- _USING THE INFORMATION_
(a) Which layer does the forum thread on fine-tuning with VGG16 and ResNet-50 recommend using as the fine-tuning layer?
(b) Write what comes next in the forum thread on fine-tuning with VGG16 and ResNet-50, starting after its final line of code.

Issue: Big acc difference when fine-tune using vgg16 and resnet-50


#1

#2

You can check your network architecture like that:

mx.viz.print_summary(sym)
________________________________________________________________________________________________________________________
Layer (type)                                        Output Shape            Param #     Previous Layer                  
========================================================================================================================
data(null)                                                                  0                                           
________________________________________________________________________________________________________________________
conv1_1(Convolution)                                                        64          data                            
________________________________________________________________________________________________________________________
relu1_1(Activation)                                                         0           conv1_1                         
________________________________________________________________________________________________________________________
....
________________________________________________________________________________________________________________________
fc7(FullyConnected)                                                         4096        drop6                           
________________________________________________________________________________________________________________________
relu7(Activation)                                                           0           fc7                             
________________________________________________________________________________________________________________________
drop7(Dropout)                                                              0           relu7                           
________________________________________________________________________________________________________________________
fc8(FullyConnected)                                                         1000        drop7                           
________________________________________________________________________________________________________________________
prob(SoftmaxOutput)                                                         0           fc8                             
========================================================================================================================
Total params: 13416
________________________________________________________________________________________________________________________

You want to use relu7 for your fine-tuning layer.

(new_sym, new_args) = get_fine_tune_model(sym, arg_params, num_classes, layer_name='relu7')

(Dataset excerpts)
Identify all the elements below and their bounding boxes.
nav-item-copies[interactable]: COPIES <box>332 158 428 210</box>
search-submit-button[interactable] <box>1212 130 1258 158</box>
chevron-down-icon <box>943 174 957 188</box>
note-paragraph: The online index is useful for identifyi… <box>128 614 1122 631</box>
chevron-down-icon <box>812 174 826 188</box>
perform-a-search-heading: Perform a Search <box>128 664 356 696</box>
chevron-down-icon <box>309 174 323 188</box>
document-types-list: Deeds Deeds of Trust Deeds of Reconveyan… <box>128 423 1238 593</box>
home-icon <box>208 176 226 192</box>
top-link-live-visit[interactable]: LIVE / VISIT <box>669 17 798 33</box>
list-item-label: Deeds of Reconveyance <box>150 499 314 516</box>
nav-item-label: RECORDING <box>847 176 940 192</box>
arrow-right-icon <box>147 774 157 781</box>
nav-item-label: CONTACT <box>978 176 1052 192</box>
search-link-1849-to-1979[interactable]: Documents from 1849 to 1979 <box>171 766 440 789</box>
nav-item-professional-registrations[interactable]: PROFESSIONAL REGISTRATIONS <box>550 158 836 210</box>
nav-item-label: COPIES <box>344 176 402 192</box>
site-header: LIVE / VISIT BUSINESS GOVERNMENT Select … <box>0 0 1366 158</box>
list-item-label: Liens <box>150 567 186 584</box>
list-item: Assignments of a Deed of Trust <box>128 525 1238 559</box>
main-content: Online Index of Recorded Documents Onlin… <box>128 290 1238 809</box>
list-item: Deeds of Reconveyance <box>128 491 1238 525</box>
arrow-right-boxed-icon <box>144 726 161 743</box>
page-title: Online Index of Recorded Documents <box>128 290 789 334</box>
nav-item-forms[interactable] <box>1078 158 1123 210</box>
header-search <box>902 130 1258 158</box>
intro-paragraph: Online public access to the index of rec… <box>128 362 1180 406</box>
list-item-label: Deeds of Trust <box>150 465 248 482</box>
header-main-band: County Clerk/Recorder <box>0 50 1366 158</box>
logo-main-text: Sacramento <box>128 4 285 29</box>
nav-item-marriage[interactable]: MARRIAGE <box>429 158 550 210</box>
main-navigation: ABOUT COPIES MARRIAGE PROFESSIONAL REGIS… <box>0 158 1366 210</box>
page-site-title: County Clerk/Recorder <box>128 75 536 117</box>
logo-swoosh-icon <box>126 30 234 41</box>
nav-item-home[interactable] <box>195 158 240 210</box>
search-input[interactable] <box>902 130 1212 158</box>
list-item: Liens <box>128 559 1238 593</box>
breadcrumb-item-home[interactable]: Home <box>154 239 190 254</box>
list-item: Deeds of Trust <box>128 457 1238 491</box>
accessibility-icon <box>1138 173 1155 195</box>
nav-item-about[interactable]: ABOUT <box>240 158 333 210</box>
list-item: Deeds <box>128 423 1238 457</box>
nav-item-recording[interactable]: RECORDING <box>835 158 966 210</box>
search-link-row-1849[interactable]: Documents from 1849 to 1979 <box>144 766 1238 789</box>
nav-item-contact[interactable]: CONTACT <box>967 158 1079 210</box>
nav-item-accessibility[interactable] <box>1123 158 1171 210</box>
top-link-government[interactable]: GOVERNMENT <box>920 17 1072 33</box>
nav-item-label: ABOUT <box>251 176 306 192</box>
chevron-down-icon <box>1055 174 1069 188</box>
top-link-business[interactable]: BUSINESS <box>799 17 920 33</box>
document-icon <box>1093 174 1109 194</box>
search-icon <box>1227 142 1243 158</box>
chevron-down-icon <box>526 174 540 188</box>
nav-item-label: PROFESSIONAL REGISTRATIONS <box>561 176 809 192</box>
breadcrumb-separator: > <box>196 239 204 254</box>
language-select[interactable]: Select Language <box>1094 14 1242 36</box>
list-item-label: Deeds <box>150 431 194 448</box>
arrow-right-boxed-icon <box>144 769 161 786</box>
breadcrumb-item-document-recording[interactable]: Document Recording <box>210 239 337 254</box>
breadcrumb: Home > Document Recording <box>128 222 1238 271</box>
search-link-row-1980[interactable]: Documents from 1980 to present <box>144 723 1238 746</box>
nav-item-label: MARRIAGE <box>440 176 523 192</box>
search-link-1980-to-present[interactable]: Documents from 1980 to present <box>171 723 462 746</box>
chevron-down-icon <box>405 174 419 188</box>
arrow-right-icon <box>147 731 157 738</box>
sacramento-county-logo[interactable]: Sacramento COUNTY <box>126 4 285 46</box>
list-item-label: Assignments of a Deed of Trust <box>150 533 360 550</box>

- _ACTIVITY ANSWERS_
(a) relu7

(b)
Result:

2018-05-28 18:57:46,908 Epoch[7] Batch [230]	Speed: 441.92 samples/sec	accuracy=0.884375
2018-05-28 18:57:48,405 Epoch[7] Batch [240]	Speed: 427.60 samples/sec	accuracy=0.934375
2018-05-28 18:57:48,406 Epoch[7] Train-accuracy=0.934375
2018-05-28 18:57:48,406 Epoch[7] Time cost=35.405
2018-05-28 18:58:00,677 Epoch[7] Validation-accuracy=0.725211

#3

Yes! Thanks Tom!
Using relu7 with sgd and lr=0.001 works.

But I am curious why this happens?
I’ve add a dense layer (to num_classes). Let former network be F.
I believe that there are 3 dense layers : fc6, fc7 and fc8

relu just adds some no-linear transformation, so relu7_ouput = relu(F(x).fc7_output)
and then final_output = softmax(W*relu7_output+b)

just using fc7, the final_output = softmax(W*fc7_output+b)

what I believe is that : just using fc7, the final 2 layers can be seen as a BIG W, so it should work.
But the fact is using relu7 works
:frowning:


#4

Previously you were using flatten0 which is before any dense layers.
Then you have fc6 and fc7 which are fully connected layers with 4096 hidden units each
fc8 is actually the classification layer which has 1000 (as the number of classes in ImageNet 1k) units.

If you use flatten0, and then add your own classification layer, you are not using fc6 and fc7. For example just looking at fc7, it has ~16M parameters. So you are throwing a lot of pre-trained information there if you use flatten0 rather than relu7.


#5

Thanks for the explaination.
So now my understanding is that the right way to fine-tune is to only replace the last classification dense layer(fc8).
If using flatten0 or fc6 or fc7, the new-added layer doesn’t have that much ability to transform the information from the upper(or former) layers to minor(compare to 1k) classes. Tested with relu6, bad performance.
So I believe that VGG team should have tested how many dense layers and neuros would work best (at least for ImageNet). (I haven’t seen any explaination about how to and why choose the last 3 dense layers in the original paper:https://arxiv.org/pdf/1409.1556.pdf. Maybe I just didn’t get it)